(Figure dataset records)
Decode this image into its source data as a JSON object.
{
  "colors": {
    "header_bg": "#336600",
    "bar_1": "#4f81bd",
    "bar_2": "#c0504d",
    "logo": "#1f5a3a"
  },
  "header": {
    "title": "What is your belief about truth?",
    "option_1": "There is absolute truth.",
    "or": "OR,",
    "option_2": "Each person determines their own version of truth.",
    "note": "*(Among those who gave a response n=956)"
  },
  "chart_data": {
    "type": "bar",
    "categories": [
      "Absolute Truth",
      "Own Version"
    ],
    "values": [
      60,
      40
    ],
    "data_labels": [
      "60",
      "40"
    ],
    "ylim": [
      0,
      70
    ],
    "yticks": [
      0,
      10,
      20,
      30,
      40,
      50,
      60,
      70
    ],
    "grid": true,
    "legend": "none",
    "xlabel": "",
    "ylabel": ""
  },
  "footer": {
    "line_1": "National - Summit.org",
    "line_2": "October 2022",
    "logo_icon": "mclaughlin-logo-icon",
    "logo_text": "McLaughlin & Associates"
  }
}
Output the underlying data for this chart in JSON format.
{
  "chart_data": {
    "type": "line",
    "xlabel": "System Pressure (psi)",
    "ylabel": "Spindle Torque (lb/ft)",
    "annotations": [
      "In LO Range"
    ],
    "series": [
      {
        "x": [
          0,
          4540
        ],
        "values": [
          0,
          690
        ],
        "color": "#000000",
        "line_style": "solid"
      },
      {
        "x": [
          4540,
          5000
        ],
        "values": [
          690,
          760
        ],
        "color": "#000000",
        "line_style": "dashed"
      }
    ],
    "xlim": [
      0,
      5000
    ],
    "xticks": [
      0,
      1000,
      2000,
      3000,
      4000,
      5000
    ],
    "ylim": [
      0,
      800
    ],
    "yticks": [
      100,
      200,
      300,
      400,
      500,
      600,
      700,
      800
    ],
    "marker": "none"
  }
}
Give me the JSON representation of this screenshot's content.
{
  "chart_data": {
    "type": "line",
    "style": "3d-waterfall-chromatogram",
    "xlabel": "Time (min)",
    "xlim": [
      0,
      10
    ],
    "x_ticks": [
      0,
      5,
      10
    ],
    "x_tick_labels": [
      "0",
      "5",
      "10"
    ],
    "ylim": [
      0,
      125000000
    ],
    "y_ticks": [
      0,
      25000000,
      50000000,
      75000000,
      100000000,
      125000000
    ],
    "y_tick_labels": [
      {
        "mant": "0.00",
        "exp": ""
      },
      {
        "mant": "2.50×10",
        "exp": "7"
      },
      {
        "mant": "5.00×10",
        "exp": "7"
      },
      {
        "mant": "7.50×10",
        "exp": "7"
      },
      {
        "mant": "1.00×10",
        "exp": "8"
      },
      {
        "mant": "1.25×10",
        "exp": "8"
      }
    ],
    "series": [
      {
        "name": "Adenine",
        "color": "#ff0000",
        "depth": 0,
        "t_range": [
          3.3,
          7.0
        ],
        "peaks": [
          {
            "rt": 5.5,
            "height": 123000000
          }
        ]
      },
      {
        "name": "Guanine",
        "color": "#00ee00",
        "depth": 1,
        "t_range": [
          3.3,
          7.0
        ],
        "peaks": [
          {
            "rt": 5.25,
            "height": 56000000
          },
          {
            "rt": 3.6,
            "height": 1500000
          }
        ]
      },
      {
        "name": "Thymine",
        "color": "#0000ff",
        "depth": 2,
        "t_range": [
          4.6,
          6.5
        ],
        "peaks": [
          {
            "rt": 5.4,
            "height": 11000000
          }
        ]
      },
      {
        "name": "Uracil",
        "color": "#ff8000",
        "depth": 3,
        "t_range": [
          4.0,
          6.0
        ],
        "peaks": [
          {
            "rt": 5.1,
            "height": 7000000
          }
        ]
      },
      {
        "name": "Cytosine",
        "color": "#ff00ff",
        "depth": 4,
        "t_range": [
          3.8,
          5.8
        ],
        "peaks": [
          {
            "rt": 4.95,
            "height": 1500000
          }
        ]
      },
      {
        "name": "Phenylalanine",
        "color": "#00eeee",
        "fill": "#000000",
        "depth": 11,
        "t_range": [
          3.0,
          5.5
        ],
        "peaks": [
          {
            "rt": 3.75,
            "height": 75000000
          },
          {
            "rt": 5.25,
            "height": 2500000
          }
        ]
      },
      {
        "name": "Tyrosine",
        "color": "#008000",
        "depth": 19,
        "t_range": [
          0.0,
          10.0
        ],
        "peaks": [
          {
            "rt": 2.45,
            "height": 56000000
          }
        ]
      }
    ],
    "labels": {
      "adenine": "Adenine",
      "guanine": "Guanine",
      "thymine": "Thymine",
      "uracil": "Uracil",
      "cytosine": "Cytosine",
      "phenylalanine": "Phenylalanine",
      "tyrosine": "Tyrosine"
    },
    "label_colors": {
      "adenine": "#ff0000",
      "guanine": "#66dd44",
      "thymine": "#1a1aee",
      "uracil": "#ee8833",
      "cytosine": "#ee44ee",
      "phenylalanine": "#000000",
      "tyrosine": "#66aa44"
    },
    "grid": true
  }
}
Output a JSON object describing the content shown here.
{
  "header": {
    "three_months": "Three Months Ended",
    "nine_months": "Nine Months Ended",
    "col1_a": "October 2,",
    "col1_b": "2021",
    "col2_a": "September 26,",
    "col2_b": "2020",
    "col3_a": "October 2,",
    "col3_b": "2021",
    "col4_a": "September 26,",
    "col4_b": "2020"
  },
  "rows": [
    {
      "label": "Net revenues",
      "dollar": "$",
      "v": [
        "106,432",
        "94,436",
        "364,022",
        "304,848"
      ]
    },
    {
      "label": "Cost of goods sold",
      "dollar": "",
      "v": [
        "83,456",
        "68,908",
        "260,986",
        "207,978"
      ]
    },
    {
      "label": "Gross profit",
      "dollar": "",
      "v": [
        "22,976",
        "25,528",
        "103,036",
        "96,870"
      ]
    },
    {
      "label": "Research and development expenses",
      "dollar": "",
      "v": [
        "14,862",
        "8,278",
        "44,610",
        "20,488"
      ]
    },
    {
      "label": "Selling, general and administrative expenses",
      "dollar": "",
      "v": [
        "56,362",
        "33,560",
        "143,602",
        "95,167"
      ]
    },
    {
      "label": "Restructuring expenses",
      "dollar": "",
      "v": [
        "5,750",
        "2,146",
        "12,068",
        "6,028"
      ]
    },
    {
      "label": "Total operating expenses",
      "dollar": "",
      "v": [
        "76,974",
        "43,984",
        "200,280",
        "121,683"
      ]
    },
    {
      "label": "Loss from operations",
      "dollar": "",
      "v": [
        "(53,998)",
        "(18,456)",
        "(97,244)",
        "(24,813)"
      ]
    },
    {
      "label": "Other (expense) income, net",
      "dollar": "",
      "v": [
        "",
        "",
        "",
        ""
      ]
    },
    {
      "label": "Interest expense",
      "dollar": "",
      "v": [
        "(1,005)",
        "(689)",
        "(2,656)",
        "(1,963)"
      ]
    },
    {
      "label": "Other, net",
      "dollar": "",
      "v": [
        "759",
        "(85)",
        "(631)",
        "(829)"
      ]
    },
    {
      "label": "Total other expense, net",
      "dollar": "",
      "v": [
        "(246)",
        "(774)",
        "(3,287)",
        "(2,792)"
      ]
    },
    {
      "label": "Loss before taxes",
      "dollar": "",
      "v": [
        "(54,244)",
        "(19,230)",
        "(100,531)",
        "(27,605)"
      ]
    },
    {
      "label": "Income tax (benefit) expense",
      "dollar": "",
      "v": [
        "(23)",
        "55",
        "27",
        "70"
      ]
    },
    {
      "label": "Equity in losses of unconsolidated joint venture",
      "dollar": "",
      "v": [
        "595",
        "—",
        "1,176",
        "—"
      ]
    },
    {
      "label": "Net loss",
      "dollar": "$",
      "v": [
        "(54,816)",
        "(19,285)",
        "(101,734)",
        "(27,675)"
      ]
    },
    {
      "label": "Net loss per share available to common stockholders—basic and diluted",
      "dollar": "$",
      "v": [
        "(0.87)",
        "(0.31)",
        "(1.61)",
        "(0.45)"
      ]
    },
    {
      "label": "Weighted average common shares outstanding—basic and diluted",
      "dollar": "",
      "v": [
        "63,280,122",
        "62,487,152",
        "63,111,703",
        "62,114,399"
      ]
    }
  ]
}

**WRITTEN EXERCISE:** Copy out every line from the data above that has "Months" in it.

**RESPONSE TO THE EXERCISE:**
    "three_months": "Three Months Ended",
    "nine_months": "Nine Months Ended",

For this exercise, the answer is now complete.